** START OF Material for this task **
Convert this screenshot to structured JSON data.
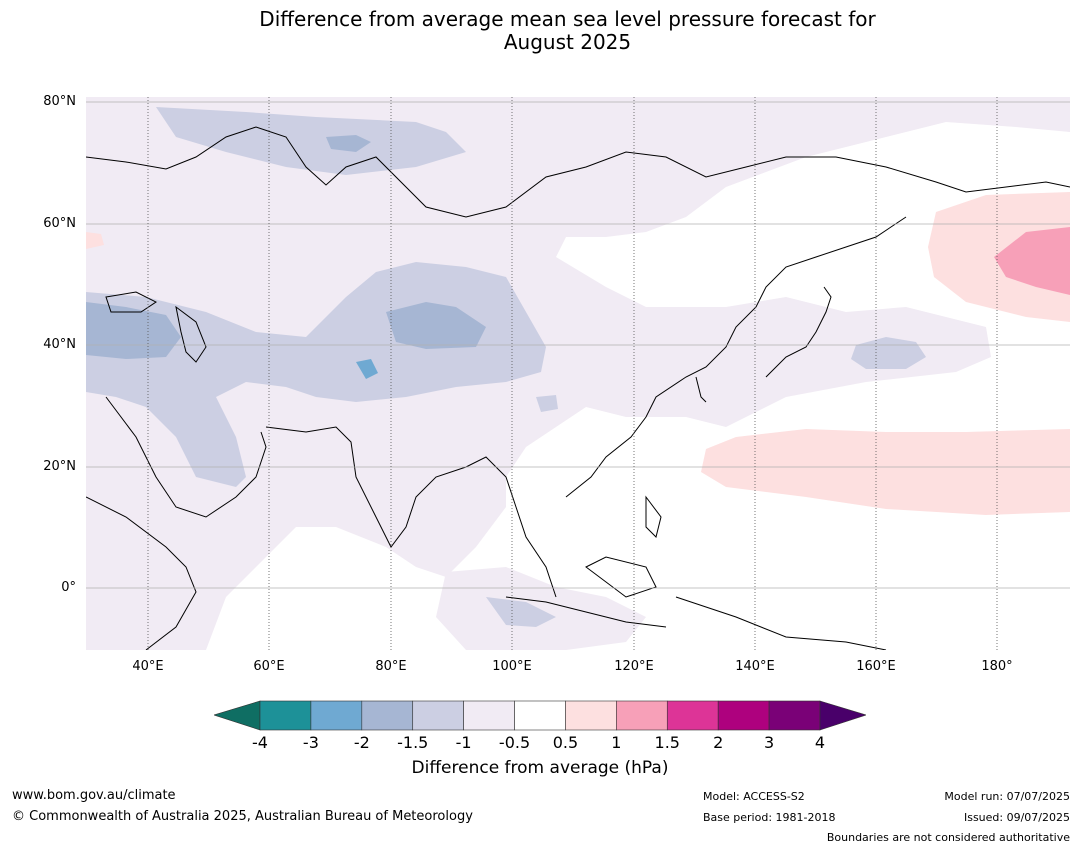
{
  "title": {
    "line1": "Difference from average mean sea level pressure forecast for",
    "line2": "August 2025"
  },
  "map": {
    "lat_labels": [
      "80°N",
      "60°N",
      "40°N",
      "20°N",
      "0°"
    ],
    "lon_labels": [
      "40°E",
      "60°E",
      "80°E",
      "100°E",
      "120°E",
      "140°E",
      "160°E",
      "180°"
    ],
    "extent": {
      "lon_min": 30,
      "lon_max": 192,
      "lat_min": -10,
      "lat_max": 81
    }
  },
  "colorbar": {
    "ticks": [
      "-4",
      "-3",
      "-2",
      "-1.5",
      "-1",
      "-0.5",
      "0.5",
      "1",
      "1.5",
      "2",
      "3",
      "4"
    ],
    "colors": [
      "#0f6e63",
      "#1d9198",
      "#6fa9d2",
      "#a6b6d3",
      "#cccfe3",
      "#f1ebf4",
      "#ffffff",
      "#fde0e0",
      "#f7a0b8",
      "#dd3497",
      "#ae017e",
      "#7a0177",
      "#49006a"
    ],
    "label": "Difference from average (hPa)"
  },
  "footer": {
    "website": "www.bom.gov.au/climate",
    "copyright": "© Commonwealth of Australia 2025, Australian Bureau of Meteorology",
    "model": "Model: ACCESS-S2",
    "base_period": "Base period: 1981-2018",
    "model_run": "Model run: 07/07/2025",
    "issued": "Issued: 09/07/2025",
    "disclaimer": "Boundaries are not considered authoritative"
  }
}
** END OF Material for this task **
** START OF Material for this task **
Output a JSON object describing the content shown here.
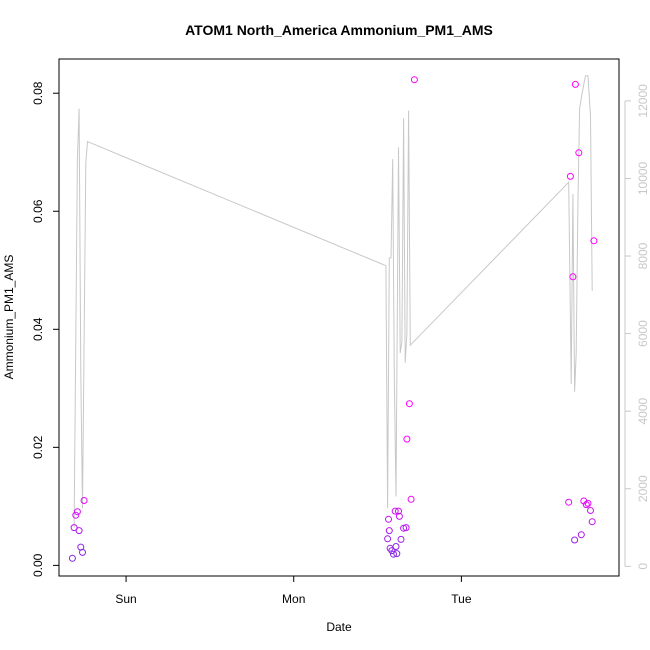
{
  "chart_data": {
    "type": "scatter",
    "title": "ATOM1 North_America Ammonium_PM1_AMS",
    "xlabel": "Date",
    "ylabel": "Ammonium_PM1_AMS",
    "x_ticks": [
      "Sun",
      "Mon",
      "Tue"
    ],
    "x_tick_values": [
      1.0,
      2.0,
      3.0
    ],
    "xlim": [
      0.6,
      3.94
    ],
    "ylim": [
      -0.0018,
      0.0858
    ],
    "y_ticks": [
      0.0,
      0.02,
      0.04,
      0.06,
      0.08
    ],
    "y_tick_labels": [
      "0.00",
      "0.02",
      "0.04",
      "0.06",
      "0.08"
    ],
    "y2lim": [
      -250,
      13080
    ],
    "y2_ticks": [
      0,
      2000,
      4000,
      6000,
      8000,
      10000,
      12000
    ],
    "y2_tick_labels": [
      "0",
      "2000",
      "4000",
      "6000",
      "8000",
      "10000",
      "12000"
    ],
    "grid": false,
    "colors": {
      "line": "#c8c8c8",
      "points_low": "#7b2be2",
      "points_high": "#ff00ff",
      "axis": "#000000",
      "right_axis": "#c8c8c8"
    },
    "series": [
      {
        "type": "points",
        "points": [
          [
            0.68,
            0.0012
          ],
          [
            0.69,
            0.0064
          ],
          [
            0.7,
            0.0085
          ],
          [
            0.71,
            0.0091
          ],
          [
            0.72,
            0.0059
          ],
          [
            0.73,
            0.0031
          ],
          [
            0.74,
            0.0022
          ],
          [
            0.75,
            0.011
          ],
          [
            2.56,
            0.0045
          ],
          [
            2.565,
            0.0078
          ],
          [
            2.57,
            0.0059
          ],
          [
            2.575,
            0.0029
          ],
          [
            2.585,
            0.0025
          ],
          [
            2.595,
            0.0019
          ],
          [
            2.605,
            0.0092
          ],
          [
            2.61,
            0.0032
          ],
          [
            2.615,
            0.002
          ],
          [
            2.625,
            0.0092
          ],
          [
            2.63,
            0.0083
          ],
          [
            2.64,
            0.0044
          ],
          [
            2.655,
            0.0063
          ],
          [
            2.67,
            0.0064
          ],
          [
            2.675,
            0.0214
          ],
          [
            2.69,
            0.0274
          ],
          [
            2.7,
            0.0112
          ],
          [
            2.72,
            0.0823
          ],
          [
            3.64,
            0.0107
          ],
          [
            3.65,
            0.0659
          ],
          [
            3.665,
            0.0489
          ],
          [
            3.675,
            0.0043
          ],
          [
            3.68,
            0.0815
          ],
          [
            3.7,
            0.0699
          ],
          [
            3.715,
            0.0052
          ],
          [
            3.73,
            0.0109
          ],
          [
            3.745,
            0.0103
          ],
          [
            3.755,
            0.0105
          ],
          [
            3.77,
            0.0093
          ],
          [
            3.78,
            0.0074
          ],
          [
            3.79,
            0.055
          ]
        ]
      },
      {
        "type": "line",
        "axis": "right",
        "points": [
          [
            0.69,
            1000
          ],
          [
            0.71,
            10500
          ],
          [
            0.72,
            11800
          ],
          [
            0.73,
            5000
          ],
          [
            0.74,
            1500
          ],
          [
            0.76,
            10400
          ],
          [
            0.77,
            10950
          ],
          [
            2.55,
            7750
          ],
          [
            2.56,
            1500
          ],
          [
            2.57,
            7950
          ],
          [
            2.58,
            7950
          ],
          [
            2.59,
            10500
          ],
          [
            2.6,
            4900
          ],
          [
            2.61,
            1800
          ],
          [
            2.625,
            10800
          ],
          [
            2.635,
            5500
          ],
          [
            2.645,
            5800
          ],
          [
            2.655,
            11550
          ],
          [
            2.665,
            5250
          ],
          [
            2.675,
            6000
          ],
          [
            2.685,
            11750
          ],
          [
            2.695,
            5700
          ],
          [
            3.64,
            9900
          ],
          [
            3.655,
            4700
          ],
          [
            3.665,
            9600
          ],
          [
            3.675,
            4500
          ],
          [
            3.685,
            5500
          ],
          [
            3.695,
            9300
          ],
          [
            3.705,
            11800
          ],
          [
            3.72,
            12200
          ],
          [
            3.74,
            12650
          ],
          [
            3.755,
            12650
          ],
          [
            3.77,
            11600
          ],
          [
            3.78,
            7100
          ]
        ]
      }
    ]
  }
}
** END OF Material for this task **
What you are asked to do | Find and copy every line in the entries above where the string "Difference" occurs.

Final result |
    "line1": "Difference from average mean sea level pressure forecast for",
    "label": "Difference from average (hPa)"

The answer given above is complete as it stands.